* Dataset records
- - - -

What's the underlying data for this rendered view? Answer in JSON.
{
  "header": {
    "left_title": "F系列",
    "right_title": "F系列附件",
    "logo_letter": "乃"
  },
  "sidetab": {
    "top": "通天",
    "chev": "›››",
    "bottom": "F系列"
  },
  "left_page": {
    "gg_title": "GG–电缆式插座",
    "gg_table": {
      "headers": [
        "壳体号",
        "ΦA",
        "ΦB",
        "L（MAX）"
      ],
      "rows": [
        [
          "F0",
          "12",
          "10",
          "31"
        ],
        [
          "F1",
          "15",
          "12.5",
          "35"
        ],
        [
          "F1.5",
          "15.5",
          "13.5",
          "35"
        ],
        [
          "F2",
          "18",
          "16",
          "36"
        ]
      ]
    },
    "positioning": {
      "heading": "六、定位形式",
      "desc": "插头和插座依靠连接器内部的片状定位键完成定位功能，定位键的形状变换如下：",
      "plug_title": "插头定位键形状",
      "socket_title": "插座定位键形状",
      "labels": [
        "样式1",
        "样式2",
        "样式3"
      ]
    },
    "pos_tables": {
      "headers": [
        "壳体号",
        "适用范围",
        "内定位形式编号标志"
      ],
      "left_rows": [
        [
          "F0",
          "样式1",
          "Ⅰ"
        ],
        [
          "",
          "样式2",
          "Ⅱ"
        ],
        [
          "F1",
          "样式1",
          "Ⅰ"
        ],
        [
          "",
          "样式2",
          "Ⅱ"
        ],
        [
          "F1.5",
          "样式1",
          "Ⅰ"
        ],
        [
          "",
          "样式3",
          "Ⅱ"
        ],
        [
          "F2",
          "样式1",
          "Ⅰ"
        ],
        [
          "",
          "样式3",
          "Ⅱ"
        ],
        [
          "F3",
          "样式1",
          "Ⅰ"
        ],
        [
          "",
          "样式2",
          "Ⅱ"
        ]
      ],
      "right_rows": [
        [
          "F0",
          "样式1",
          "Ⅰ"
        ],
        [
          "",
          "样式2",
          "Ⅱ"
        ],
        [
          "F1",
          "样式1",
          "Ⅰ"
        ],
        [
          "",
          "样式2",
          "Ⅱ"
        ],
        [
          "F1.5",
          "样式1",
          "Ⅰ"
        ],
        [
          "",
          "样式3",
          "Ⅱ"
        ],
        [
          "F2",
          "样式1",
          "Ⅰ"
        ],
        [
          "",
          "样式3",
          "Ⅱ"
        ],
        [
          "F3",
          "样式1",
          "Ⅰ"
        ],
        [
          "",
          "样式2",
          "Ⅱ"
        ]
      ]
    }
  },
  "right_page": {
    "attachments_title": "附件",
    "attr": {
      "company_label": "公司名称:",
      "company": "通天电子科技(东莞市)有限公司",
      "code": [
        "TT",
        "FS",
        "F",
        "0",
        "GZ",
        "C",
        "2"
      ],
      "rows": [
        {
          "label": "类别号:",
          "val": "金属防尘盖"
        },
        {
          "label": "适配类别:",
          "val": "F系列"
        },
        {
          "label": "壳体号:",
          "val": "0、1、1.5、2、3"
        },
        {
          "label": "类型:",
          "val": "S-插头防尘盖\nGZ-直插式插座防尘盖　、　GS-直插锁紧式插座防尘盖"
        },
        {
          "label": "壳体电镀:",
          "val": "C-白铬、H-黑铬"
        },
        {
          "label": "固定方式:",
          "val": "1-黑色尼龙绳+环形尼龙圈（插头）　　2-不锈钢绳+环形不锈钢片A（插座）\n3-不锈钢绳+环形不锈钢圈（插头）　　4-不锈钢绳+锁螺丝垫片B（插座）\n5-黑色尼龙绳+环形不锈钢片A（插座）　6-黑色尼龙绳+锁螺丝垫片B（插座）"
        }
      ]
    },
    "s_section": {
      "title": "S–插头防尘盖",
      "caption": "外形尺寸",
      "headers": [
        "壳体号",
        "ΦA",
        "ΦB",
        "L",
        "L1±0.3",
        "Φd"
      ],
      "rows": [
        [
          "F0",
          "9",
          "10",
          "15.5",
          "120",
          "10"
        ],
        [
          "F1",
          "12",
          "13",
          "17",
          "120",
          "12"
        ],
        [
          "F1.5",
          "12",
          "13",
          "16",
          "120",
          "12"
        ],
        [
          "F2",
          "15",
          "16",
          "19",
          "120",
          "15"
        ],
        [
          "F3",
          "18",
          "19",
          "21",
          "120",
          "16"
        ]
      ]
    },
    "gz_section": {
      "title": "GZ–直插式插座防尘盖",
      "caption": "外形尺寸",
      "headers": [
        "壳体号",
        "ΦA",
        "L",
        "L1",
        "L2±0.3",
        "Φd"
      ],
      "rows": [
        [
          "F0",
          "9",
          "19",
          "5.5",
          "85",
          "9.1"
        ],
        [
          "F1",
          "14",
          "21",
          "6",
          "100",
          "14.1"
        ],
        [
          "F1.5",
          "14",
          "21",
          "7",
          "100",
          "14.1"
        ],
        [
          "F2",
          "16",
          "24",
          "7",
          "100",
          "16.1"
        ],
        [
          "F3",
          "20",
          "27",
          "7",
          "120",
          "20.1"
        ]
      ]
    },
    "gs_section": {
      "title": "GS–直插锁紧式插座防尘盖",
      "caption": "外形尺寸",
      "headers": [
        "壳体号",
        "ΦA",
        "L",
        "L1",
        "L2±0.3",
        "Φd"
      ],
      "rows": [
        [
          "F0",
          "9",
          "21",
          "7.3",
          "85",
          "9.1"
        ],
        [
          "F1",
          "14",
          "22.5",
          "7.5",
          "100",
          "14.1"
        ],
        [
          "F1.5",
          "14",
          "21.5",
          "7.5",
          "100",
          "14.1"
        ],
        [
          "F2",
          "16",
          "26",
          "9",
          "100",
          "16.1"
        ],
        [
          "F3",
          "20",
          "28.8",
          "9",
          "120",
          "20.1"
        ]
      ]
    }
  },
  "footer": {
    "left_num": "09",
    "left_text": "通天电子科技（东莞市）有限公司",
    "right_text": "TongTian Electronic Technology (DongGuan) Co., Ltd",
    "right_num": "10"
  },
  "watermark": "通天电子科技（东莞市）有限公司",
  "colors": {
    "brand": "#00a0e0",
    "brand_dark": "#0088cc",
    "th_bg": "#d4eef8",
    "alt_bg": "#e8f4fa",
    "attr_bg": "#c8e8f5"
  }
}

- - - -

Extract each line of the material exactly as it stands.

* Full solution
What's the underlying data for this rendered view? Answer in JSON.
{
  "header": {
    "left_title": "F系列",
    "right_title": "F系列附件",
    "logo_letter": "乃"
  },
  "sidetab": {
    "top": "通天",
    "chev": "›››",
    "bottom": "F系列"
  },
  "left_page": {
    "gg_title": "GG–电缆式插座",
    "gg_table": {
      "headers": [
        "壳体号",
        "ΦA",
        "ΦB",
        "L（MAX）"
      ],
      "rows": [
        [
          "F0",
          "12",
          "10",
          "31"
        ],
        [
          "F1",
          "15",
          "12.5",
          "35"
        ],
        [
          "F1.5",
          "15.5",
          "13.5",
          "35"
        ],
        [
          "F2",
          "18",
          "16",
          "36"
        ]
      ]
    },
    "positioning": {
      "heading": "六、定位形式",
      "desc": "插头和插座依靠连接器内部的片状定位键完成定位功能，定位键的形状变换如下：",
      "plug_title": "插头定位键形状",
      "socket_title": "插座定位键形状",
      "labels": [
        "样式1",
        "样式2",
        "样式3"
      ]
    },
    "pos_tables": {
      "headers": [
        "壳体号",
        "适用范围",
        "内定位形式编号标志"
      ],
      "left_rows": [
        [
          "F0",
          "样式1",
          "Ⅰ"
        ],
        [
          "",
          "样式2",
          "Ⅱ"
        ],
        [
          "F1",
          "样式1",
          "Ⅰ"
        ],
        [
          "",
          "样式2",
          "Ⅱ"
        ],
        [
          "F1.5",
          "样式1",
          "Ⅰ"
        ],
        [
          "",
          "样式3",
          "Ⅱ"
        ],
        [
          "F2",
          "样式1",
          "Ⅰ"
        ],
        [
          "",
          "样式3",
          "Ⅱ"
        ],
        [
          "F3",
          "样式1",
          "Ⅰ"
        ],
        [
          "",
          "样式2",
          "Ⅱ"
        ]
      ],
      "right_rows": [
        [
          "F0",
          "样式1",
          "Ⅰ"
        ],
        [
          "",
          "样式2",
          "Ⅱ"
        ],
        [
          "F1",
          "样式1",
          "Ⅰ"
        ],
        [
          "",
          "样式2",
          "Ⅱ"
        ],
        [
          "F1.5",
          "样式1",
          "Ⅰ"
        ],
        [
          "",
          "样式3",
          "Ⅱ"
        ],
        [
          "F2",
          "样式1",
          "Ⅰ"
        ],
        [
          "",
          "样式3",
          "Ⅱ"
        ],
        [
          "F3",
          "样式1",
          "Ⅰ"
        ],
        [
          "",
          "样式2",
          "Ⅱ"
        ]
      ]
    }
  },
  "right_page": {
    "attachments_title": "附件",
    "attr": {
      "company_label": "公司名称:",
      "company": "通天电子科技(东莞市)有限公司",
      "code": [
        "TT",
        "FS",
        "F",
        "0",
        "GZ",
        "C",
        "2"
      ],
      "rows": [
        {
          "label": "类别号:",
          "val": "金属防尘盖"
        },
        {
          "label": "适配类别:",
          "val": "F系列"
        },
        {
          "label": "壳体号:",
          "val": "0、1、1.5、2、3"
        },
        {
          "label": "类型:",
          "val": "S-插头防尘盖\nGZ-直插式插座防尘盖　、　GS-直插锁紧式插座防尘盖"
        },
        {
          "label": "壳体电镀:",
          "val": "C-白铬、H-黑铬"
        },
        {
          "label": "固定方式:",
          "val": "1-黑色尼龙绳+环形尼龙圈（插头）　　2-不锈钢绳+环形不锈钢片A（插座）\n3-不锈钢绳+环形不锈钢圈（插头）　　4-不锈钢绳+锁螺丝垫片B（插座）\n5-黑色尼龙绳+环形不锈钢片A（插座）　6-黑色尼龙绳+锁螺丝垫片B（插座）"
        }
      ]
    },
    "s_section": {
      "title": "S–插头防尘盖",
      "caption": "外形尺寸",
      "headers": [
        "壳体号",
        "ΦA",
        "ΦB",
        "L",
        "L1±0.3",
        "Φd"
      ],
      "rows": [
        [
          "F0",
          "9",
          "10",
          "15.5",
          "120",
          "10"
        ],
        [
          "F1",
          "12",
          "13",
          "17",
          "120",
          "12"
        ],
        [
          "F1.5",
          "12",
          "13",
          "16",
          "120",
          "12"
        ],
        [
          "F2",
          "15",
          "16",
          "19",
          "120",
          "15"
        ],
        [
          "F3",
          "18",
          "19",
          "21",
          "120",
          "16"
        ]
      ]
    },
    "gz_section": {
      "title": "GZ–直插式插座防尘盖",
      "caption": "外形尺寸",
      "headers": [
        "壳体号",
        "ΦA",
        "L",
        "L1",
        "L2±0.3",
        "Φd"
      ],
      "rows": [
        [
          "F0",
          "9",
          "19",
          "5.5",
          "85",
          "9.1"
        ],
        [
          "F1",
          "14",
          "21",
          "6",
          "100",
          "14.1"
        ],
        [
          "F1.5",
          "14",
          "21",
          "7",
          "100",
          "14.1"
        ],
        [
          "F2",
          "16",
          "24",
          "7",
          "100",
          "16.1"
        ],
        [
          "F3",
          "20",
          "27",
          "7",
          "120",
          "20.1"
        ]
      ]
    },
    "gs_section": {
      "title": "GS–直插锁紧式插座防尘盖",
      "caption": "外形尺寸",
      "headers": [
        "壳体号",
        "ΦA",
        "L",
        "L1",
        "L2±0.3",
        "Φd"
      ],
      "rows": [
        [
          "F0",
          "9",
          "21",
          "7.3",
          "85",
          "9.1"
        ],
        [
          "F1",
          "14",
          "22.5",
          "7.5",
          "100",
          "14.1"
        ],
        [
          "F1.5",
          "14",
          "21.5",
          "7.5",
          "100",
          "14.1"
        ],
        [
          "F2",
          "16",
          "26",
          "9",
          "100",
          "16.1"
        ],
        [
          "F3",
          "20",
          "28.8",
          "9",
          "120",
          "20.1"
        ]
      ]
    }
  },
  "footer": {
    "left_num": "09",
    "left_text": "通天电子科技（东莞市）有限公司",
    "right_text": "TongTian Electronic Technology (DongGuan) Co., Ltd",
    "right_num": "10"
  },
  "watermark": "通天电子科技（东莞市）有限公司",
  "colors": {
    "brand": "#00a0e0",
    "brand_dark": "#0088cc",
    "th_bg": "#d4eef8",
    "alt_bg": "#e8f4fa",
    "attr_bg": "#c8e8f5"
  }
}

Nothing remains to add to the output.